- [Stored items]
+ + + + +

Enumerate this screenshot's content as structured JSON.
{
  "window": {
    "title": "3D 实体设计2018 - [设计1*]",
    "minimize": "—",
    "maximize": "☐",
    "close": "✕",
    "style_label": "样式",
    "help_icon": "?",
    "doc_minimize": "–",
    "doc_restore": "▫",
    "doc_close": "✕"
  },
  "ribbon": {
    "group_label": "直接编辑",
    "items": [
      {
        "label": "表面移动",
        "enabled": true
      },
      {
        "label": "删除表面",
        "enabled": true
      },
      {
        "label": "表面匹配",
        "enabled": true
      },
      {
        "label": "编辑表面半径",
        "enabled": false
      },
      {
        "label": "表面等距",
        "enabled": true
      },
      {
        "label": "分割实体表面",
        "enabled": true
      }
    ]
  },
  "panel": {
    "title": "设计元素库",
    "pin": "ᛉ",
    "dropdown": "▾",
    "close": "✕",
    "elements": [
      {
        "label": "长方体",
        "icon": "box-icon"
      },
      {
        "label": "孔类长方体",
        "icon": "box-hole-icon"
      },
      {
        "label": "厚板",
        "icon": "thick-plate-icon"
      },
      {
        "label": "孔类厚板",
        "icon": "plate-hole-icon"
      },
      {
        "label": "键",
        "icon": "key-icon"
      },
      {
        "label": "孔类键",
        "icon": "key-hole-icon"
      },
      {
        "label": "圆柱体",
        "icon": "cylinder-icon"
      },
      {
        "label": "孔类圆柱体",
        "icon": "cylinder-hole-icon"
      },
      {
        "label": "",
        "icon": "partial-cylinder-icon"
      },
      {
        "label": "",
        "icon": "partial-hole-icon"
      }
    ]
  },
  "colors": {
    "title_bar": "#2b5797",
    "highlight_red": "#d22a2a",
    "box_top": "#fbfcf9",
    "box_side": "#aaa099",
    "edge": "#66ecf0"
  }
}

+ + + + +

- [Goal] Write the whole listing out again. Keep every line exactly as it is.

- [Answer to the problem]
Enumerate this screenshot's content as structured JSON.
{
  "window": {
    "title": "3D 实体设计2018 - [设计1*]",
    "minimize": "—",
    "maximize": "☐",
    "close": "✕",
    "style_label": "样式",
    "help_icon": "?",
    "doc_minimize": "–",
    "doc_restore": "▫",
    "doc_close": "✕"
  },
  "ribbon": {
    "group_label": "直接编辑",
    "items": [
      {
        "label": "表面移动",
        "enabled": true
      },
      {
        "label": "删除表面",
        "enabled": true
      },
      {
        "label": "表面匹配",
        "enabled": true
      },
      {
        "label": "编辑表面半径",
        "enabled": false
      },
      {
        "label": "表面等距",
        "enabled": true
      },
      {
        "label": "分割实体表面",
        "enabled": true
      }
    ]
  },
  "panel": {
    "title": "设计元素库",
    "pin": "ᛉ",
    "dropdown": "▾",
    "close": "✕",
    "elements": [
      {
        "label": "长方体",
        "icon": "box-icon"
      },
      {
        "label": "孔类长方体",
        "icon": "box-hole-icon"
      },
      {
        "label": "厚板",
        "icon": "thick-plate-icon"
      },
      {
        "label": "孔类厚板",
        "icon": "plate-hole-icon"
      },
      {
        "label": "键",
        "icon": "key-icon"
      },
      {
        "label": "孔类键",
        "icon": "key-hole-icon"
      },
      {
        "label": "圆柱体",
        "icon": "cylinder-icon"
      },
      {
        "label": "孔类圆柱体",
        "icon": "cylinder-hole-icon"
      },
      {
        "label": "",
        "icon": "partial-cylinder-icon"
      },
      {
        "label": "",
        "icon": "partial-hole-icon"
      }
    ]
  },
  "colors": {
    "title_bar": "#2b5797",
    "highlight_red": "#d22a2a",
    "box_top": "#fbfcf9",
    "box_side": "#aaa099",
    "edge": "#66ecf0"
  }
}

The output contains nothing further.